## Your objective
Transcribe all the entries word for word, omitting any pictures they contain.

## Records
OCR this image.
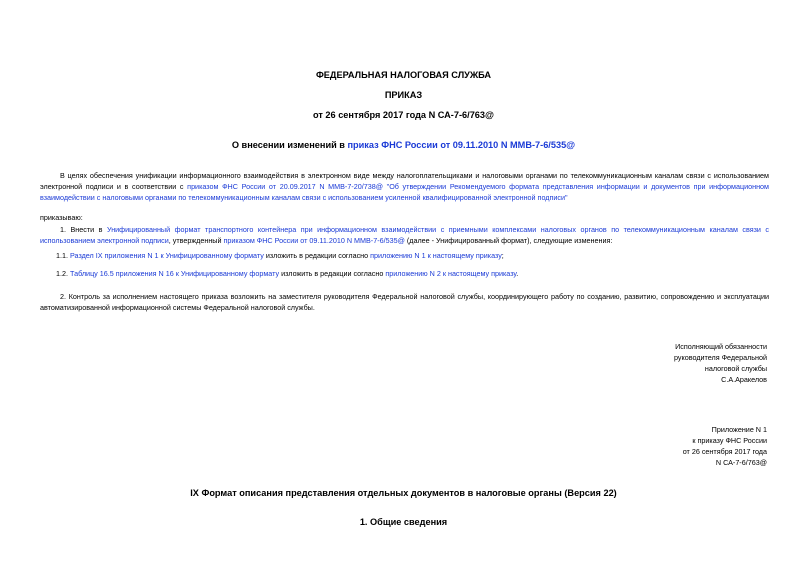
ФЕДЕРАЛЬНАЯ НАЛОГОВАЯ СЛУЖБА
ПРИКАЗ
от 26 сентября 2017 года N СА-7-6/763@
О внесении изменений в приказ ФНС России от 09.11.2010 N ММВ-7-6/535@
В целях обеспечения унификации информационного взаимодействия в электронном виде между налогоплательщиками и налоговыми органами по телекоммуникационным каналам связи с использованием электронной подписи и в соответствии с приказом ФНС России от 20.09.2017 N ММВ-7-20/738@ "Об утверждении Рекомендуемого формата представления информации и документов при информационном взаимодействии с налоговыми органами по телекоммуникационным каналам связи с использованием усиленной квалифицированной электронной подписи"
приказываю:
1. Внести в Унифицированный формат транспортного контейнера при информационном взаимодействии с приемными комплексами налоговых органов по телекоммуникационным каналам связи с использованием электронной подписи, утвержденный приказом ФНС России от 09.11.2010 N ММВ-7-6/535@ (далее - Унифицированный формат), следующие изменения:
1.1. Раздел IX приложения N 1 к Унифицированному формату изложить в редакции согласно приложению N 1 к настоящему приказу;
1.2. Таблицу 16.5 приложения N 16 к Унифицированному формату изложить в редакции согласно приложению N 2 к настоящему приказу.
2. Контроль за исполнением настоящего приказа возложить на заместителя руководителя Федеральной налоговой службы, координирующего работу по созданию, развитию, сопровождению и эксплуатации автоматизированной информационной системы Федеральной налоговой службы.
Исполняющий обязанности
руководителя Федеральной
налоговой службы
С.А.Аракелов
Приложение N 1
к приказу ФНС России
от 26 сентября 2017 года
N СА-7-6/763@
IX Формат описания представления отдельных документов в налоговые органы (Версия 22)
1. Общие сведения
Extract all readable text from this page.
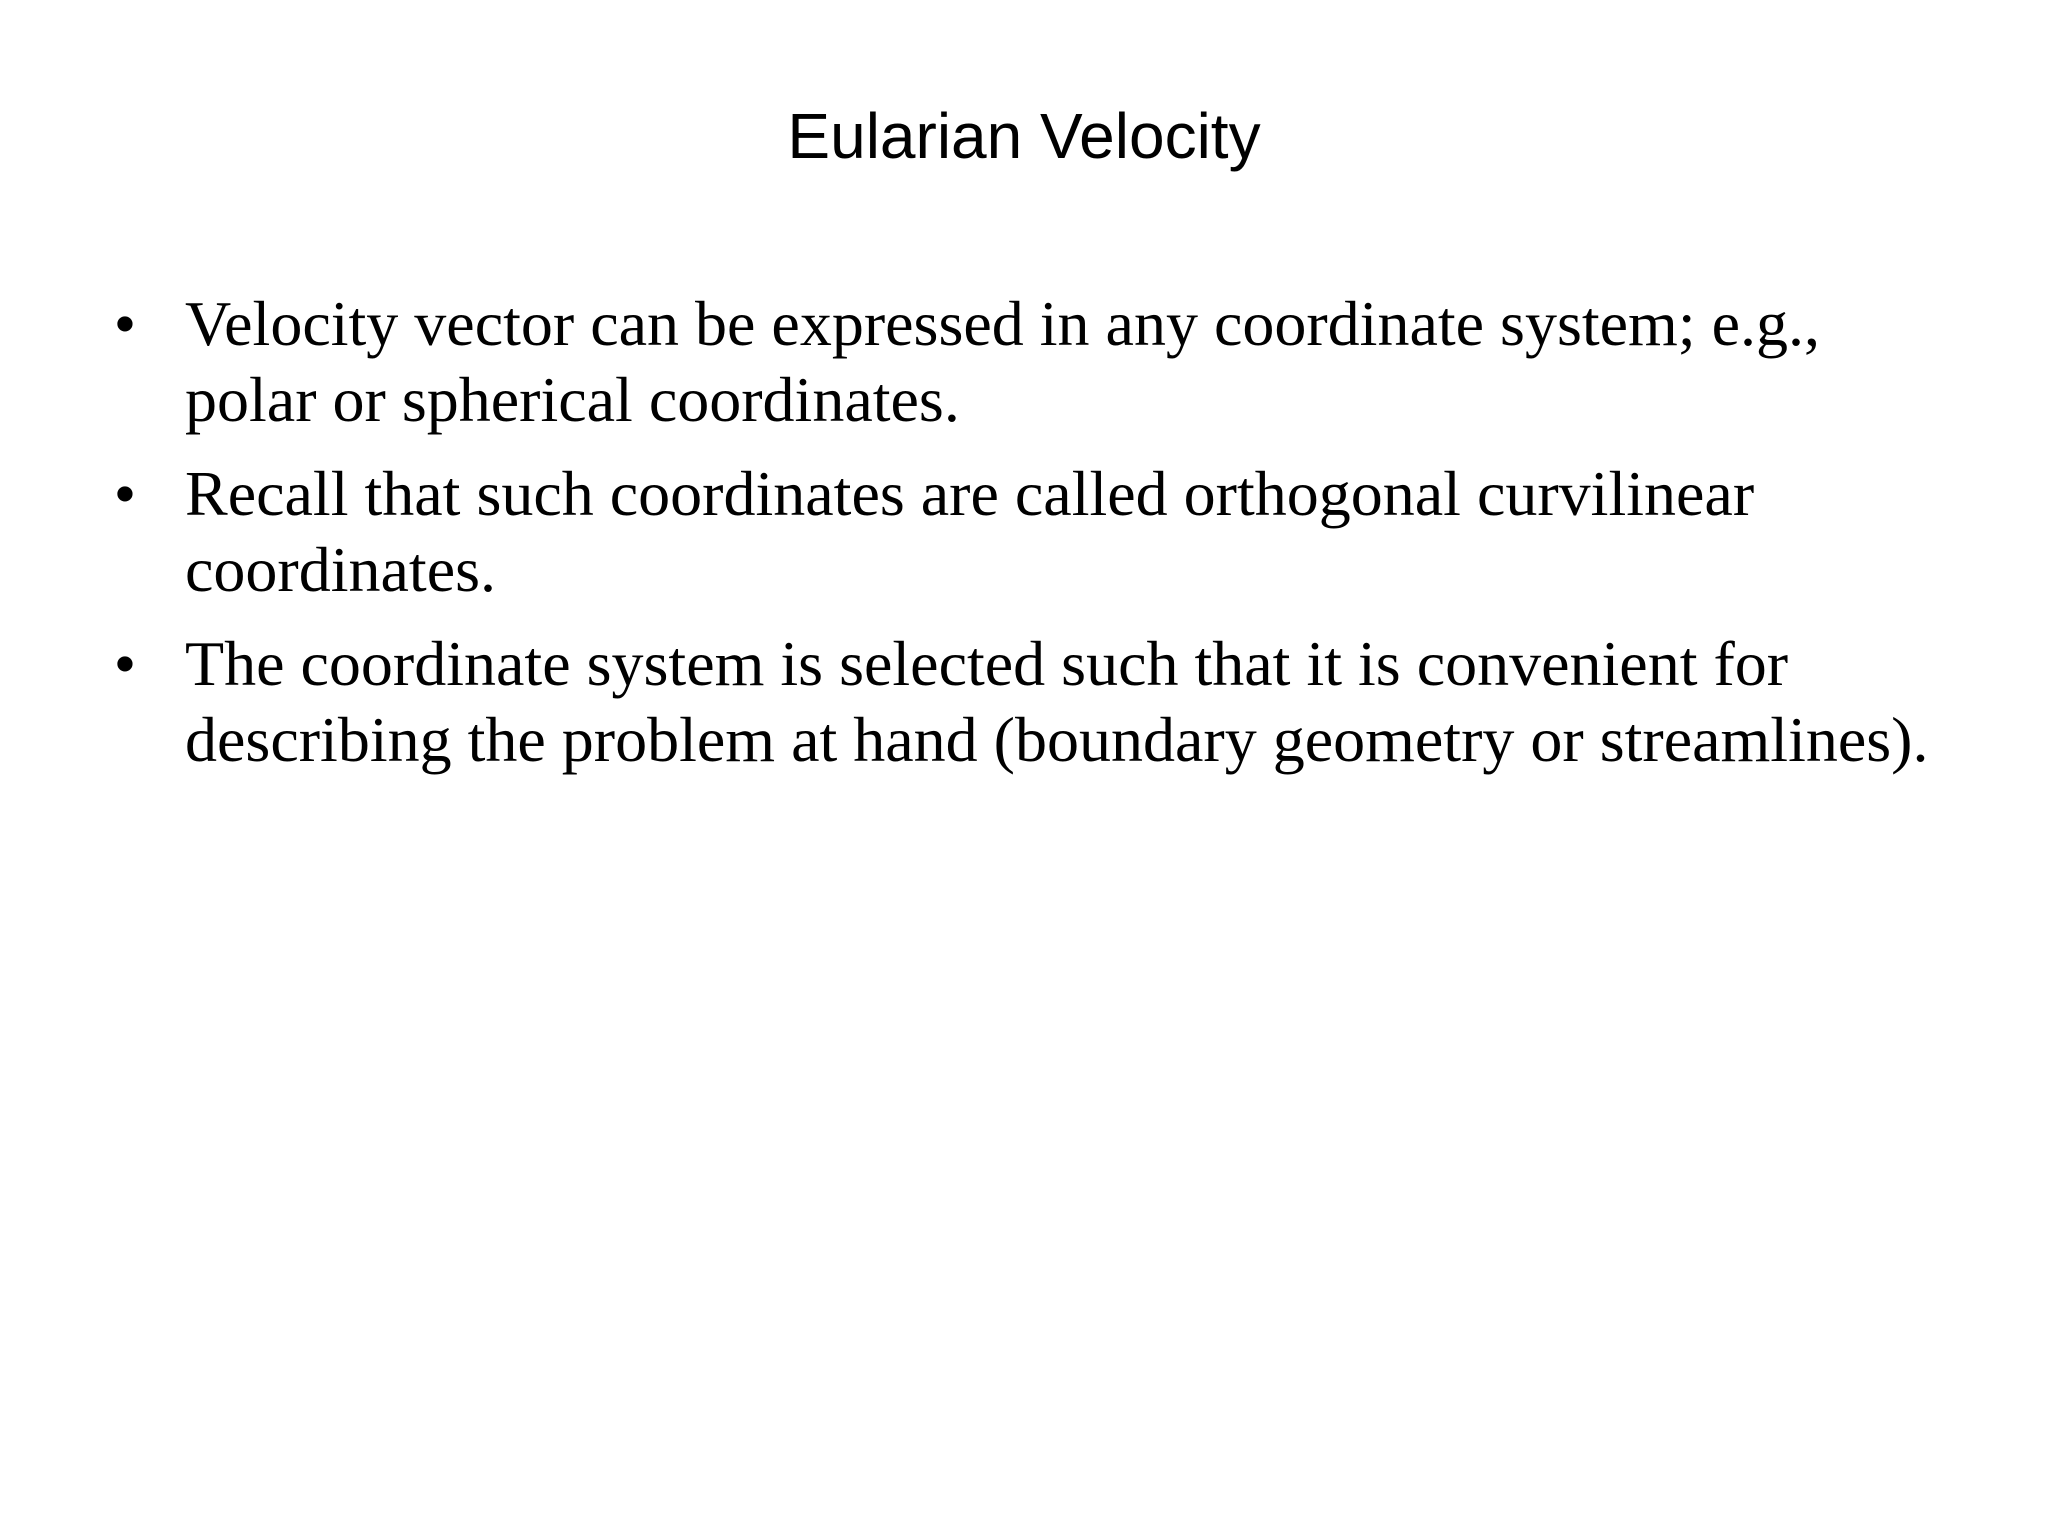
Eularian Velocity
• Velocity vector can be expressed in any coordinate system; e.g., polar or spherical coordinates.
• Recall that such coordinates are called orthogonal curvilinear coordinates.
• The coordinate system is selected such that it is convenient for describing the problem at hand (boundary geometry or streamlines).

## Solution
OCR this image.
ФЕДЕРАЛЬНАЯ НАЛОГОВАЯ СЛУЖБА
ПРИКАЗ
от 26 сентября 2017 года N СА-7-6/763@
О внесении изменений в приказ ФНС России от 09.11.2010 N ММВ-7-6/535@
В целях обеспечения унификации информационного взаимодействия в электронном виде между налогоплательщиками и налоговыми органами по телекоммуникационным каналам связи с использованием электронной подписи и в соответствии с приказом ФНС России от 20.09.2017 N ММВ-7-20/738@ "Об утверждении Рекомендуемого формата представления информации и документов при информационном взаимодействии с налоговыми органами по телекоммуникационным каналам связи с использованием усиленной квалифицированной электронной подписи"
приказываю:
1. Внести в Унифицированный формат транспортного контейнера при информационном взаимодействии с приемными комплексами налоговых органов по телекоммуникационным каналам связи с использованием электронной подписи, утвержденный приказом ФНС России от 09.11.2010 N ММВ-7-6/535@ (далее - Унифицированный формат), следующие изменения:
1.1. Раздел IX приложения N 1 к Унифицированному формату изложить в редакции согласно приложению N 1 к настоящему приказу;
1.2. Таблицу 16.5 приложения N 16 к Унифицированному формату изложить в редакции согласно приложению N 2 к настоящему приказу.
2. Контроль за исполнением настоящего приказа возложить на заместителя руководителя Федеральной налоговой службы, координирующего работу по созданию, развитию, сопровождению и эксплуатации автоматизированной информационной системы Федеральной налоговой службы.
Исполняющий обязанности
руководителя Федеральной
налоговой службы
С.А.Аракелов
Приложение N 1
к приказу ФНС России
от 26 сентября 2017 года
N СА-7-6/763@
IX Формат описания представления отдельных документов в налоговые органы (Версия 22)
1. Общие сведения
Extract all readable text from this page.
Eularian Velocity
• Velocity vector can be expressed in any coordinate system; e.g., polar or spherical coordinates.
• Recall that such coordinates are called orthogonal curvilinear coordinates.
• The coordinate system is selected such that it is convenient for describing the problem at hand (boundary geometry or streamlines).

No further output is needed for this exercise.